→ WRITTEN EXERCISE:
Rewrite every row, substituting "mass-weight-point" for each occurrence of "mass-weight-marker" and leaving everything else unchanged.

→ EXERCISE MATERIAL:
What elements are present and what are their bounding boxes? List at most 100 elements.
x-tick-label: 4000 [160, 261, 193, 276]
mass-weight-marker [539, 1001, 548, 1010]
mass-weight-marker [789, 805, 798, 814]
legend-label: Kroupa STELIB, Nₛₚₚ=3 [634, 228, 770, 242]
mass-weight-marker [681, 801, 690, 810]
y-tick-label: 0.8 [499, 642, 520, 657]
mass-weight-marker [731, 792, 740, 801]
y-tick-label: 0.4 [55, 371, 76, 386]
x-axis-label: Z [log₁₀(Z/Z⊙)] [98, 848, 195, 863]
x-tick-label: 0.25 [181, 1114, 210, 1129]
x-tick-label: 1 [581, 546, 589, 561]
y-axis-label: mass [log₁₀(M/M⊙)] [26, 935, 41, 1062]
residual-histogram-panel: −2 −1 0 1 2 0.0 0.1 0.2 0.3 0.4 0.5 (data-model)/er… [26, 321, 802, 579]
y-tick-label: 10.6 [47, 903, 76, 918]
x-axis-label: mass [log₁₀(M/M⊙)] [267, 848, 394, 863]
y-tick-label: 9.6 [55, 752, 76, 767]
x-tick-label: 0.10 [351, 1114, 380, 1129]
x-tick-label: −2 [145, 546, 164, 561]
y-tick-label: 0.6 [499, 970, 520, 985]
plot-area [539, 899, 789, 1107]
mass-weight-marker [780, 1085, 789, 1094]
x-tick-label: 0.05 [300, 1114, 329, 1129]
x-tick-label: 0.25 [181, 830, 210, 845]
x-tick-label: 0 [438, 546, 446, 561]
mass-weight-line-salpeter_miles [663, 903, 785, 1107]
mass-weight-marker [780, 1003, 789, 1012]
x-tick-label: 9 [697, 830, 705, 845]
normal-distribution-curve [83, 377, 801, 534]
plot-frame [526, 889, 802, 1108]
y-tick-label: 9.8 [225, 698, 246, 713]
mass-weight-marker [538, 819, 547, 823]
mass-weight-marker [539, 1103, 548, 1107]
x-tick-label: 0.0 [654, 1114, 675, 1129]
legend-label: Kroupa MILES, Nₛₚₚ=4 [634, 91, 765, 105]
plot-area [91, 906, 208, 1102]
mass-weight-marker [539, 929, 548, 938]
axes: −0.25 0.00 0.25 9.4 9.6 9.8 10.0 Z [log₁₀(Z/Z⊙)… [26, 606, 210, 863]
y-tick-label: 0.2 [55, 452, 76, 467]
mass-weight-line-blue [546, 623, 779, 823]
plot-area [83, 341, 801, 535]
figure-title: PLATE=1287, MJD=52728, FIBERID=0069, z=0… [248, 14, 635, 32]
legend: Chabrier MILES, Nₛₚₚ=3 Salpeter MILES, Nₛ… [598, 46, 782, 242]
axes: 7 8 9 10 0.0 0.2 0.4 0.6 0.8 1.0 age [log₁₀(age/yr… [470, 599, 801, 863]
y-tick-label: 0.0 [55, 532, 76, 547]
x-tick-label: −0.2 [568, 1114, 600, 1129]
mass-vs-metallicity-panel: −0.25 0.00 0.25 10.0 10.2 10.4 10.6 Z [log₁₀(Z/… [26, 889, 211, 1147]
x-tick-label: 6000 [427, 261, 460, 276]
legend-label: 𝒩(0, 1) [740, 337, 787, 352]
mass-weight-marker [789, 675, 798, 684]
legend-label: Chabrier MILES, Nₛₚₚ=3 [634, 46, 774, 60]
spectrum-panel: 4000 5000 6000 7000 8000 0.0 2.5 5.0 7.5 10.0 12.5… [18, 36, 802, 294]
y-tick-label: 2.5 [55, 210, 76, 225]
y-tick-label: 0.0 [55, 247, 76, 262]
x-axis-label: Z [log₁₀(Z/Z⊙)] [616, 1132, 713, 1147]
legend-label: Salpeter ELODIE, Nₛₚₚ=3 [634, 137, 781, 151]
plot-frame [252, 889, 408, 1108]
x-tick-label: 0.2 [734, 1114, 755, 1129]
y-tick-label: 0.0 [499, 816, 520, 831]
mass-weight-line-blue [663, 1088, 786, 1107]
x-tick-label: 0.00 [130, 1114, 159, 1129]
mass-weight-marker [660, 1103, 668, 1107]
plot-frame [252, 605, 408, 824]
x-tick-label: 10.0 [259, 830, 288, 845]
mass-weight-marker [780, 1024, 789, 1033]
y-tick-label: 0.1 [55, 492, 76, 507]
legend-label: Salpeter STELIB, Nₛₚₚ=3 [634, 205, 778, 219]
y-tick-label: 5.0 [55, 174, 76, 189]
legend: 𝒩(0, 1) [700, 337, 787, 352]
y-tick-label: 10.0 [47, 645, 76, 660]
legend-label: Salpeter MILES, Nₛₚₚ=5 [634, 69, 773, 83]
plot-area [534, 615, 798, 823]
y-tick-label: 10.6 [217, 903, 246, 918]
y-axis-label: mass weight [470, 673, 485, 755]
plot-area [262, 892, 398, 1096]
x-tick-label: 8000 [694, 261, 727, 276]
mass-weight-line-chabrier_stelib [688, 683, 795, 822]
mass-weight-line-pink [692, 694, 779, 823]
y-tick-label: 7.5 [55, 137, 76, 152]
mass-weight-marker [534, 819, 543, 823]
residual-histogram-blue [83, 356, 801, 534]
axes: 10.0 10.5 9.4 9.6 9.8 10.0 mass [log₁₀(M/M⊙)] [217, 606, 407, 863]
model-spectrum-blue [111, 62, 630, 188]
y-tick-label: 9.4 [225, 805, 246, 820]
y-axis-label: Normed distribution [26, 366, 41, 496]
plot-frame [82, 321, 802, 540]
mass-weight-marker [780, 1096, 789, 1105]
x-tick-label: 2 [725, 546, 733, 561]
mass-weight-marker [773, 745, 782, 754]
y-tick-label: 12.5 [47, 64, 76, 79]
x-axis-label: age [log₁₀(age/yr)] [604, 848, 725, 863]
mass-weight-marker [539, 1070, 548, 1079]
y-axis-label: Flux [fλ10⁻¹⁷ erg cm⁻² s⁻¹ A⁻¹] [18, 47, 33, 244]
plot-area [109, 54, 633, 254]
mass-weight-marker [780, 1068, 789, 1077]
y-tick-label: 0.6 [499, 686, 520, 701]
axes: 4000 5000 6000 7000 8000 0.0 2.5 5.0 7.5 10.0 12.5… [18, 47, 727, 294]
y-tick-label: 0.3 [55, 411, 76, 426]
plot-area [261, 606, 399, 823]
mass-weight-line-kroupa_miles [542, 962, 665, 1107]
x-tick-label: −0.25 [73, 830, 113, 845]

→ THE REPLY:
What elements are present and what are their bounding boxes? List at most 100 elements.
x-tick-label: 4000 [160, 261, 193, 276]
mass-weight-point [539, 1001, 548, 1010]
mass-weight-point [789, 805, 798, 814]
legend-label: Kroupa STELIB, Nₛₚₚ=3 [634, 228, 770, 242]
mass-weight-point [681, 801, 690, 810]
y-tick-label: 0.8 [499, 642, 520, 657]
mass-weight-point [731, 792, 740, 801]
y-tick-label: 0.4 [55, 371, 76, 386]
x-axis-label: Z [log₁₀(Z/Z⊙)] [98, 848, 195, 863]
x-tick-label: 0.25 [181, 1114, 210, 1129]
x-tick-label: 1 [581, 546, 589, 561]
y-axis-label: mass [log₁₀(M/M⊙)] [26, 935, 41, 1062]
residual-histogram-panel: −2 −1 0 1 2 0.0 0.1 0.2 0.3 0.4 0.5 (data-model)/er… [26, 321, 802, 579]
y-tick-label: 10.6 [47, 903, 76, 918]
x-axis-label: mass [log₁₀(M/M⊙)] [267, 848, 394, 863]
y-tick-label: 9.6 [55, 752, 76, 767]
x-tick-label: 0.10 [351, 1114, 380, 1129]
x-tick-label: −2 [145, 546, 164, 561]
y-tick-label: 0.6 [499, 970, 520, 985]
plot-area [539, 899, 789, 1107]
mass-weight-point [780, 1085, 789, 1094]
x-tick-label: 0.05 [300, 1114, 329, 1129]
x-tick-label: 0.25 [181, 830, 210, 845]
x-tick-label: 0 [438, 546, 446, 561]
mass-weight-line-salpeter_miles [663, 903, 785, 1107]
mass-weight-point [780, 1003, 789, 1012]
x-tick-label: 9 [697, 830, 705, 845]
normal-distribution-curve [83, 377, 801, 534]
plot-frame [526, 889, 802, 1108]
y-tick-label: 9.8 [225, 698, 246, 713]
mass-weight-point [538, 819, 547, 823]
mass-weight-point [539, 1103, 548, 1107]
x-tick-label: 0.0 [654, 1114, 675, 1129]
legend-label: Kroupa MILES, Nₛₚₚ=4 [634, 91, 765, 105]
plot-area [91, 906, 208, 1102]
mass-weight-point [539, 929, 548, 938]
axes: −0.25 0.00 0.25 9.4 9.6 9.8 10.0 Z [log₁₀(Z/Z⊙)… [26, 606, 210, 863]
y-tick-label: 0.2 [55, 452, 76, 467]
mass-weight-line-blue [546, 623, 779, 823]
plot-area [83, 341, 801, 535]
figure-title: PLATE=1287, MJD=52728, FIBERID=0069, z=0… [248, 14, 635, 32]
legend: Chabrier MILES, Nₛₚₚ=3 Salpeter MILES, Nₛ… [598, 46, 782, 242]
axes: 7 8 9 10 0.0 0.2 0.4 0.6 0.8 1.0 age [log₁₀(age/yr… [470, 599, 801, 863]
y-tick-label: 0.0 [55, 532, 76, 547]
x-tick-label: −0.2 [568, 1114, 600, 1129]
mass-vs-metallicity-panel: −0.25 0.00 0.25 10.0 10.2 10.4 10.6 Z [log₁₀(Z/… [26, 889, 211, 1147]
x-tick-label: 6000 [427, 261, 460, 276]
legend-label: 𝒩(0, 1) [740, 337, 787, 352]
mass-weight-point [789, 675, 798, 684]
legend-label: Chabrier MILES, Nₛₚₚ=3 [634, 46, 774, 60]
spectrum-panel: 4000 5000 6000 7000 8000 0.0 2.5 5.0 7.5 10.0 12.5… [18, 36, 802, 294]
y-tick-label: 2.5 [55, 210, 76, 225]
y-tick-label: 0.0 [55, 247, 76, 262]
x-axis-label: Z [log₁₀(Z/Z⊙)] [616, 1132, 713, 1147]
legend-label: Salpeter ELODIE, Nₛₚₚ=3 [634, 137, 781, 151]
plot-frame [252, 889, 408, 1108]
x-tick-label: 0.2 [734, 1114, 755, 1129]
y-tick-label: 0.0 [499, 816, 520, 831]
mass-weight-line-blue [663, 1088, 786, 1107]
x-tick-label: 0.00 [130, 1114, 159, 1129]
mass-weight-point [660, 1103, 668, 1107]
plot-frame [252, 605, 408, 824]
x-tick-label: 10.0 [259, 830, 288, 845]
mass-weight-point [780, 1024, 789, 1033]
y-tick-label: 0.1 [55, 492, 76, 507]
legend-label: Salpeter STELIB, Nₛₚₚ=3 [634, 205, 778, 219]
y-tick-label: 5.0 [55, 174, 76, 189]
legend: 𝒩(0, 1) [700, 337, 787, 352]
y-tick-label: 10.0 [47, 645, 76, 660]
legend-label: Salpeter MILES, Nₛₚₚ=5 [634, 69, 773, 83]
plot-area [534, 615, 798, 823]
y-tick-label: 10.6 [217, 903, 246, 918]
y-axis-label: mass weight [470, 673, 485, 755]
plot-area [262, 892, 398, 1096]
x-tick-label: 8000 [694, 261, 727, 276]
mass-weight-line-chabrier_stelib [688, 683, 795, 822]
mass-weight-line-pink [692, 694, 779, 823]
y-tick-label: 7.5 [55, 137, 76, 152]
mass-weight-point [534, 819, 543, 823]
residual-histogram-blue [83, 356, 801, 534]
axes: 10.0 10.5 9.4 9.6 9.8 10.0 mass [log₁₀(M/M⊙)] [217, 606, 407, 863]
model-spectrum-blue [111, 62, 630, 188]
y-tick-label: 9.4 [225, 805, 246, 820]
y-axis-label: Normed distribution [26, 366, 41, 496]
plot-frame [82, 321, 802, 540]
mass-weight-point [780, 1096, 789, 1105]
x-tick-label: 2 [725, 546, 733, 561]
mass-weight-point [773, 745, 782, 754]
y-tick-label: 12.5 [47, 64, 76, 79]
x-axis-label: age [log₁₀(age/yr)] [604, 848, 725, 863]
mass-weight-point [539, 1070, 548, 1079]
y-axis-label: Flux [fλ10⁻¹⁷ erg cm⁻² s⁻¹ A⁻¹] [18, 47, 33, 244]
plot-area [109, 54, 633, 254]
mass-weight-point [780, 1068, 789, 1077]
y-tick-label: 0.6 [499, 686, 520, 701]
axes: 4000 5000 6000 7000 8000 0.0 2.5 5.0 7.5 10.0 12.5… [18, 47, 727, 294]
y-tick-label: 0.3 [55, 411, 76, 426]
plot-area [261, 606, 399, 823]
mass-weight-line-kroupa_miles [542, 962, 665, 1107]
x-tick-label: −0.25 [73, 830, 113, 845]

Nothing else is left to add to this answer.